* [Extrait du texte]
□ □ □ □

Ingénierie notariale et défiscalisation immobilière

Ingénierie notariale et défiscalisation immobilière

Les dispositifs existants

– Définition et origine des régimes fiscaux de faveur. – Un régime fiscal de faveur peut être défini comme un dispositif dérogatoire et favorable, s'appliquant dans le cadre de la taxation d'opérations spécifiques. Il s'inscrit dans une politique d'incitation de l'État, qui cherche à « flécher » l'épargne pour l'orienter sur un type d'investissement. La mise en place du régime fiscal de faveur aura pour but de favoriser les investissements dans le domaine souhaité, ou dans le but recherché.

□ □ □ □

* [Travail demandé]
1. D'après l'extrait sur les régimes fiscaux de faveur, pourquoi l'État instaure-t-il un tel régime ? Répondez en une à trois phrases.
2. Reprenez l'extrait sur les régimes fiscaux de faveur à la suite de sa dernière phrase.

* [Enregistrements à boîtes étiquetées]
□ □ □ □

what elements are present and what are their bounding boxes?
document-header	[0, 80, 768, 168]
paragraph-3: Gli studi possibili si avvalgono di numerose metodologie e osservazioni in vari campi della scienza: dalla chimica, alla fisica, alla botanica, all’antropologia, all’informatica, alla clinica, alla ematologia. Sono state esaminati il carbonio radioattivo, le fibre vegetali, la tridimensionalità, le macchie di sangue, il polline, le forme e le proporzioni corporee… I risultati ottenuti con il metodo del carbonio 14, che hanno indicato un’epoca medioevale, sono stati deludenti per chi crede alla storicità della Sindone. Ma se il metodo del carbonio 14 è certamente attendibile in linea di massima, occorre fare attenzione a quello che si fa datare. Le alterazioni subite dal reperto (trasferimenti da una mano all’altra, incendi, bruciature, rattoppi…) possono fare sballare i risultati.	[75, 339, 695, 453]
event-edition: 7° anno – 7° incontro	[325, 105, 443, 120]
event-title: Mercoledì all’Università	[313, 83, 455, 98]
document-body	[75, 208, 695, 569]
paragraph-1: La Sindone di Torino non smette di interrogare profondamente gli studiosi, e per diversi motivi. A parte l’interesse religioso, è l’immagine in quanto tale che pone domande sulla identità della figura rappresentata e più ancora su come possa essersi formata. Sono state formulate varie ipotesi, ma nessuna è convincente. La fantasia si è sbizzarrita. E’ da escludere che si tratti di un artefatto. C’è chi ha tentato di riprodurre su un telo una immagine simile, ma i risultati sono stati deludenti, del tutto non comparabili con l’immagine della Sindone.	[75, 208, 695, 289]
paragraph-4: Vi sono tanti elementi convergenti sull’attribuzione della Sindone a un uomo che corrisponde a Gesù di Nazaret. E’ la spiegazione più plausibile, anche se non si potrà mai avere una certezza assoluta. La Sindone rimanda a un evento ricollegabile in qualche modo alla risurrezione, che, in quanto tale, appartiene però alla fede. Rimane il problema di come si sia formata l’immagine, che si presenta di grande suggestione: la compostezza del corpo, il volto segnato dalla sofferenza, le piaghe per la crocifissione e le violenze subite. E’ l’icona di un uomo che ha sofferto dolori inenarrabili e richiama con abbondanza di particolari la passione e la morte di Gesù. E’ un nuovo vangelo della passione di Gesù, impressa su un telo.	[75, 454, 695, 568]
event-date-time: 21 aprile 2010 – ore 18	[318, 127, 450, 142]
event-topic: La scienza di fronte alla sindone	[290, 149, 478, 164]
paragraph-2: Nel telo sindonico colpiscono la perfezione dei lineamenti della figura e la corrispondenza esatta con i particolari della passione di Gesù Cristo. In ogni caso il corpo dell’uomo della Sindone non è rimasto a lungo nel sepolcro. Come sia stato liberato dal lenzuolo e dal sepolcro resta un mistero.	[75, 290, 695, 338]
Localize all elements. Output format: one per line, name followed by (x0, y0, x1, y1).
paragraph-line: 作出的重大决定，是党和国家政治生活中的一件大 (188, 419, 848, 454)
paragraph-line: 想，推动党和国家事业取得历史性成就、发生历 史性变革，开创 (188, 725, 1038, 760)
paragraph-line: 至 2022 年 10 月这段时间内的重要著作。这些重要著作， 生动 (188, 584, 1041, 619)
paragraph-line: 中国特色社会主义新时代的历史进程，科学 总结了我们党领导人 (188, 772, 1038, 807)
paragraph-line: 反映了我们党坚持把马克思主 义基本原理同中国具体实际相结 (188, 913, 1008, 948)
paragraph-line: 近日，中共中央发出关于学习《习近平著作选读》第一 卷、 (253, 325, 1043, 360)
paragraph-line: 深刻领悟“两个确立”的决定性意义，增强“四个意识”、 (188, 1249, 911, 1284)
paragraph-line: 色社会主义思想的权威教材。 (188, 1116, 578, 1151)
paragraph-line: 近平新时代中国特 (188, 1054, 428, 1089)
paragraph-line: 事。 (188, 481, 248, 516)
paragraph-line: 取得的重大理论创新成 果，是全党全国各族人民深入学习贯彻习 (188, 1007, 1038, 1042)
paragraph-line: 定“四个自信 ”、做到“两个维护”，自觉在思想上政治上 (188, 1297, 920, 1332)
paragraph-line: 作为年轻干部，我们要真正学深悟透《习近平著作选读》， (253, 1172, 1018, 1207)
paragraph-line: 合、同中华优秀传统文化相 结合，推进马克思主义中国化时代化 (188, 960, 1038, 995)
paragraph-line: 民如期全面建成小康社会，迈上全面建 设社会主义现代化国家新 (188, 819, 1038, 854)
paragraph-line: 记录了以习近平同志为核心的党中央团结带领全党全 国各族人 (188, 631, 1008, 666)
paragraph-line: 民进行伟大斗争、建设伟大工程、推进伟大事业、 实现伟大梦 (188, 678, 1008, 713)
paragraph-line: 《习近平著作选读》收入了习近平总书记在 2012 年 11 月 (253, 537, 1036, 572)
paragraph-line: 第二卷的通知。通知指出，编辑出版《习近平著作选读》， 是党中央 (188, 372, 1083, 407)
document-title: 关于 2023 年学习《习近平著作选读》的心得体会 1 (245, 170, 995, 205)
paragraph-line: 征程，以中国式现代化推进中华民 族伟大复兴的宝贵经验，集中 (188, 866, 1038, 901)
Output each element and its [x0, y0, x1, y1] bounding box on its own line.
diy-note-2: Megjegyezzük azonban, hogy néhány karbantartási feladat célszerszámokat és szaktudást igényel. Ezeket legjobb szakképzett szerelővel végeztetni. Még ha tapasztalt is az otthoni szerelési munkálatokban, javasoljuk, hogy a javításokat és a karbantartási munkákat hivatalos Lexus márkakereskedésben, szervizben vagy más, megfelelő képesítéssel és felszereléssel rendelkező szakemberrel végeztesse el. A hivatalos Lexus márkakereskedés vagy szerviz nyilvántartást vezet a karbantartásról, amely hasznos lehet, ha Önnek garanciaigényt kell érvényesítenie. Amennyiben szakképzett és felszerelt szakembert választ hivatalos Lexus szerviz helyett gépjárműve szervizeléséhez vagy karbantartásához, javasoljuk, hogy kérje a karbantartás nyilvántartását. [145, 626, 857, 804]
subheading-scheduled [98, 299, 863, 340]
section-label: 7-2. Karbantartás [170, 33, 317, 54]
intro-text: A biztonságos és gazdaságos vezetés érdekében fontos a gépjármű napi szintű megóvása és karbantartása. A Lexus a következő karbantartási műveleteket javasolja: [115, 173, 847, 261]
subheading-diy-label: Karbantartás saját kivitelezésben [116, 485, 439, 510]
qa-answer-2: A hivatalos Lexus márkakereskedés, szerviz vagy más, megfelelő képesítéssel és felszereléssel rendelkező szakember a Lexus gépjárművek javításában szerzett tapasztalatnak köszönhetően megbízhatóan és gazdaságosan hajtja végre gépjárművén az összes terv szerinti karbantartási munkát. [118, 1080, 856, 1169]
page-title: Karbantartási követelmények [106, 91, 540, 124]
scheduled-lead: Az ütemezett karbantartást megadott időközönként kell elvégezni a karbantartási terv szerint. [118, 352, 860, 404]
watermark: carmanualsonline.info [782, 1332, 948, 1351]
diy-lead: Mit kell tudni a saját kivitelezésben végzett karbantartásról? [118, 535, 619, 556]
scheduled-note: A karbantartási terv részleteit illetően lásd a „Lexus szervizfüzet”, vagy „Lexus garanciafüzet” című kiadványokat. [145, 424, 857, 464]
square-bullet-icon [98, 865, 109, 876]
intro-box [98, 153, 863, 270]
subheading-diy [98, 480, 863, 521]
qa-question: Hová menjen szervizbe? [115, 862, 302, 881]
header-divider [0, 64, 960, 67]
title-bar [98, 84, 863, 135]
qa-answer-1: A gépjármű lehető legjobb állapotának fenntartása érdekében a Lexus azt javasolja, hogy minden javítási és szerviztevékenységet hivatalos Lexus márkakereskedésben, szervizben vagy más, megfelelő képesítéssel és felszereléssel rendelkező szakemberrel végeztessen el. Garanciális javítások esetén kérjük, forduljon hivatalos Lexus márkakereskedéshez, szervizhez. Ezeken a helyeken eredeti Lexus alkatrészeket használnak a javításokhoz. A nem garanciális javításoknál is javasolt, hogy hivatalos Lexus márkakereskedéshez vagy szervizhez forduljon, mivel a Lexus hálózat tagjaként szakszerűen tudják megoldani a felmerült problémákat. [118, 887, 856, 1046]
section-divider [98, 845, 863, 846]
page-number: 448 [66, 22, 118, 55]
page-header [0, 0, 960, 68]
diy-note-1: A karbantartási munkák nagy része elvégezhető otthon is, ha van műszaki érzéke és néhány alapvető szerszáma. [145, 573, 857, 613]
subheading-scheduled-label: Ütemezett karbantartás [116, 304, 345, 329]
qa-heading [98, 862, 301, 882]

□ □ □ □

* [Réponses]
1. L'État instaure un régime fiscal de faveur dans le cadre d'une politique d'incitation. Il cherche à « flécher » l'épargne pour l'orienter vers un type d'investissement, afin de favoriser les investissements dans le domaine souhaité ou dans le but recherché.

2.
– Les différents dispositifs de défiscalisation immobilière. – Les dispositifs de défiscalisation liés à l'investissement immobilier soumettent un avantage fiscal (de diminution de l'impôt sur le revenu par exemple) à l'acquisition de tel type de bien (immobilier locatif, résidences de tourisme, monuments historiques, etc.) ou à la réalisation de travaux d'une certaine nature. Il peut s'agir d'investissement immobilier classique ( « Duflot-Pinel », « Denormandie ancien »), d'immobilier locatif touristique, d'immobilier de prestige ou historique ( « Malraux », « Monuments historiques »), d'immobilier ultramarin, etc. Nous renvoyons ici au panorama des principaux régimes fiscaux de faveur dressé par D. Roche.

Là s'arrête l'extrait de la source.